The price of blindness
Delegation comes with blindness. Once data moves through the system without entering your address space, you cannot see it. You cannot log it. You cannot redact it. You cannot enforce policies that depend on inspecting payloads.
In regulated or security-sensitive environments, this matters immediately. Masking, auditing, validation, all of these require awareness. You cannot partially inspect a stream you never touch. This is why zero-copy is not a universal best practice. It is incompatible with entire classes of logic. In essence, the implementation decision is not “fast or slow” it is “control or momentum.”
In practice, most systems end up with a mix. Some paths are designed for inspection and correctness. Others are designed for throughput and minimal interference. Knowing which is which is an architectural decision, not an optimization.
Doing the same thing to your own heap
At some point, the same idea shows up closer to home. Even when data lives entirely in user space, touching it repeatedly has a cost. Allocation creates work for the garbage collector, poor locality causes cores to fight over cache lines memory that could have stayed warm gets churned out and pulled back in.
Pooling memory changes the relationship. Instead of constantly allocating and discarding buffers, you keep a small working set alive. Memory stays mapped, cache lines stay relevant, the processor sees familiar patterns instead of a stream of novelties.
A practical pool: keeping a hot set of buffers
var bufPool = sync.Pool{
New: func() any {
// Pick a size that matches your hot path.
b := make([]byte, 32*1024)
return &b
},
}
func pooledCopy(dst io.Writer, src io.Reader) error {
bp := bufPool.Get().(*[]byte)
buf := *bp
defer func() {
// Optional: zero out if buffers can hold sensitive data.
// for i := range buf { buf[i] = 0 }
bufPool.Put(bp)
}()
for {
n, rerr := src.Read(buf)
if n > 0 {
if _, werr := dst.Write(buf[:n]); werr != nil {
return werr
}
}
if rerr != nil {
if errors.Is(rerr, io.EOF) {
return nil
}
return rerr
}
}
}
This is not glamorous, and it’s not magic (even if it feels like it). It’s just a way of saying: these allocations are not part of my product.
The runtime is free to drop pooled objects under memory pressure, sync.Pool is a cache, not a contract; but under steady throughput it tends to keep a warm working set around. That warm working set is the point. Under the hood, Go goes to surprising lengths to make this safe and fast. Pools are sharded so that cores mostly interact with their own local state. Just as importantly, the runtime uses careful cache alignment and padding so that different processors are not fighting over the same 64‑byte cache line. This avoids false sharing — a pathological case where two cores modify unrelated variables that happen to live on the same cache line, forcing constant invalidation traffic even though the data itself is independent. The effect is the same as zero-copy, just applied inward instead of outward.
Philosophically, you are not trying to be clever with memory, you are trying to avoid disturbing it unnecessarily.

__Given exercise A__:
List every activity that the excerpt on zero-copy and memory pooling says requires awareness.
__Given exercise B__:
Reproduce the passage of the excerpt on zero-copy and memory pooling that starts at the words "Doing the same" and stops after the words "your hot path.".
__Given exercise C__:
Write the next part of the excerpt on zero-copy and memory pooling, picking up after its final sentence.
The records have no role in this work.

__Provided material__:
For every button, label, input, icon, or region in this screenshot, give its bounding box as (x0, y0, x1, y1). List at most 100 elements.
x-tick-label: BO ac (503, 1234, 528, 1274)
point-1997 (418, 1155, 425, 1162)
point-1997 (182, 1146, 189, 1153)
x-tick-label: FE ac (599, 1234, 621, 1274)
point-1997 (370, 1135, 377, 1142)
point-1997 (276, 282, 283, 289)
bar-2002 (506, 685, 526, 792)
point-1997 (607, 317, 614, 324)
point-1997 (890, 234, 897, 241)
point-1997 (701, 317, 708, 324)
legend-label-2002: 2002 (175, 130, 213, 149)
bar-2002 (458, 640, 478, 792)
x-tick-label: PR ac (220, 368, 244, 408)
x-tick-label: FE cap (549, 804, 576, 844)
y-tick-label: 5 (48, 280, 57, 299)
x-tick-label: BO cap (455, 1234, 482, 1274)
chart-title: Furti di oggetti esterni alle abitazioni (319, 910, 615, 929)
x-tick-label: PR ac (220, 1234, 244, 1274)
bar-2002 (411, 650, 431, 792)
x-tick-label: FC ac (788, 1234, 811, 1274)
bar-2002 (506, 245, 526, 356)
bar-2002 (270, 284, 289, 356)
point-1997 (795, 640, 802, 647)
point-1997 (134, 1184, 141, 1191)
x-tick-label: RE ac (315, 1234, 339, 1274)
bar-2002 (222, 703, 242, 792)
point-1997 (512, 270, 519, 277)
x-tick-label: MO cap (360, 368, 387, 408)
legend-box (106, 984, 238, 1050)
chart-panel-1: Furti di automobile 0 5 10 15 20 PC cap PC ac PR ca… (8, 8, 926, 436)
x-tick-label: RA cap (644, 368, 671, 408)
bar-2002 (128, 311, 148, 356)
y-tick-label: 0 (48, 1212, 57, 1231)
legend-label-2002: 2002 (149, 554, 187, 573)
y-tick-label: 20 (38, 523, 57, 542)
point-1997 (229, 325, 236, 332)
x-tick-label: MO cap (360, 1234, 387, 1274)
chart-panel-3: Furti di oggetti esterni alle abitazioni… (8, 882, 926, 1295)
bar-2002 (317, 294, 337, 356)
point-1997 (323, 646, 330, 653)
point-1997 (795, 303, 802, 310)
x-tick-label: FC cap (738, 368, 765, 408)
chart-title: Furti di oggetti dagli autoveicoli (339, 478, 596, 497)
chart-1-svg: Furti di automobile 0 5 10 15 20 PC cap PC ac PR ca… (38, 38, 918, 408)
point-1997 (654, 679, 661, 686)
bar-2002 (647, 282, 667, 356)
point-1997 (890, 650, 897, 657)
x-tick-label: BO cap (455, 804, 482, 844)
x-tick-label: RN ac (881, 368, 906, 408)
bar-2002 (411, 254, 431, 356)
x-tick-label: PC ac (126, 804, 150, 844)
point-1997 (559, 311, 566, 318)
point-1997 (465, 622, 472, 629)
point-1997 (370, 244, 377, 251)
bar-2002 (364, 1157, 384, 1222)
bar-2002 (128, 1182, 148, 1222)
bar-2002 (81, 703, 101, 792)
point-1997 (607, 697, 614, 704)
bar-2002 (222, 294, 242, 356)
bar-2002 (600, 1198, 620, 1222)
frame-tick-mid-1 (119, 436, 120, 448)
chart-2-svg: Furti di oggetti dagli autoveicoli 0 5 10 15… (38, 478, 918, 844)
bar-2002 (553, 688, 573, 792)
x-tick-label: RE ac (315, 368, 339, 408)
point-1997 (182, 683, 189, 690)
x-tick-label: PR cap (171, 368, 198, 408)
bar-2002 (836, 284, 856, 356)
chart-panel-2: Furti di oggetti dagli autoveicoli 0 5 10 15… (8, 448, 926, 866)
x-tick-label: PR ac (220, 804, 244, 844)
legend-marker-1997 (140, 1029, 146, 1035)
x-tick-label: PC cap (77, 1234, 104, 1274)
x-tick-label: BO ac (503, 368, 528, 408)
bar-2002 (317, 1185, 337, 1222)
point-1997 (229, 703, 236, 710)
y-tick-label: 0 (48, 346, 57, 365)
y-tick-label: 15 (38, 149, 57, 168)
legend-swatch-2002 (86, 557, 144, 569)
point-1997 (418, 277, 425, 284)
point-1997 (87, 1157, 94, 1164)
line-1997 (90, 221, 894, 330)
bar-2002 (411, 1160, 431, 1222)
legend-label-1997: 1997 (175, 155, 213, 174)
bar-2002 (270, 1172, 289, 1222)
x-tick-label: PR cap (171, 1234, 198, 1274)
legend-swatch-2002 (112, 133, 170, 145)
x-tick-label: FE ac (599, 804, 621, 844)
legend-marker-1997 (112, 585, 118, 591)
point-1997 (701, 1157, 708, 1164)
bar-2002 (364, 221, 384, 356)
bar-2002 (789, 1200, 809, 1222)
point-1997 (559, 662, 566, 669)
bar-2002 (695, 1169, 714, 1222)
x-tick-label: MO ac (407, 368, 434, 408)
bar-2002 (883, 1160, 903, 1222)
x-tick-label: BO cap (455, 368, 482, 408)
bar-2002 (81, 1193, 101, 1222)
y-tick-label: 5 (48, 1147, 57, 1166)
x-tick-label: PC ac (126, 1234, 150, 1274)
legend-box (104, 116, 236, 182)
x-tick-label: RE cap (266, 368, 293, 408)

__Expected output A__:
Masking, auditing, validation

__Expected output B__:
Doing the same thing to your own heap
At some point, the same idea shows up closer to home. Even when data lives entirely in user space, touching it repeatedly has a cost. Allocation creates work for the garbage collector, poor locality causes cores to fight over cache lines memory that could have stayed warm gets churned out and pulled back in.
Pooling memory changes the relationship. Instead of constantly allocating and discarding buffers, you keep a small working set alive. Memory stays mapped, cache lines stay relevant, the processor sees familiar patterns instead of a stream of novelties.
A practical pool: keeping a hot set of buffers
var bufPool = sync.Pool{
New: func() any {
// Pick a size that matches your hot path.

__Expected output C__:
When delegation collides with lifecycle
There is a moment where this approach stops feeling elegant and starts feeling dangerous. Delegated work continues even when your code is not running. If a goroutine blocks while the kernel moves data on its behalf, your program may be alive without being aware. Signals can arrive. Shutdown can begin. From the outside, the process looks healthy. Inside, nothing is observing intent. This is where lifecycle discipline matters.
If you want to shut down cleanly, you need a way to periodically regain control: time bounds, deadlines, and checkpoints where execution returns to user space and intent can be evaluated.
The problem: blocked in the kernel
In Go, graceful shutdown is often modeled as a context.Context that gets cancelled on SIGTERM. That works beautifully as long as your goroutines are actually running.
ctx, stop := signal.NotifyContext(context.Background(), os.Interrupt, syscall.SIGTERM)
defer stop()
// Somewhere else:
select {
case <-ctx.Done():
// begin shutdown
}
But if your hot path is sitting inside a syscall like read, splice, sendfile, anything that can block, you don’t get to run that select until the kernel returns. So the question becomes: how do you force the kernel to return often enough that “intent” can be observed?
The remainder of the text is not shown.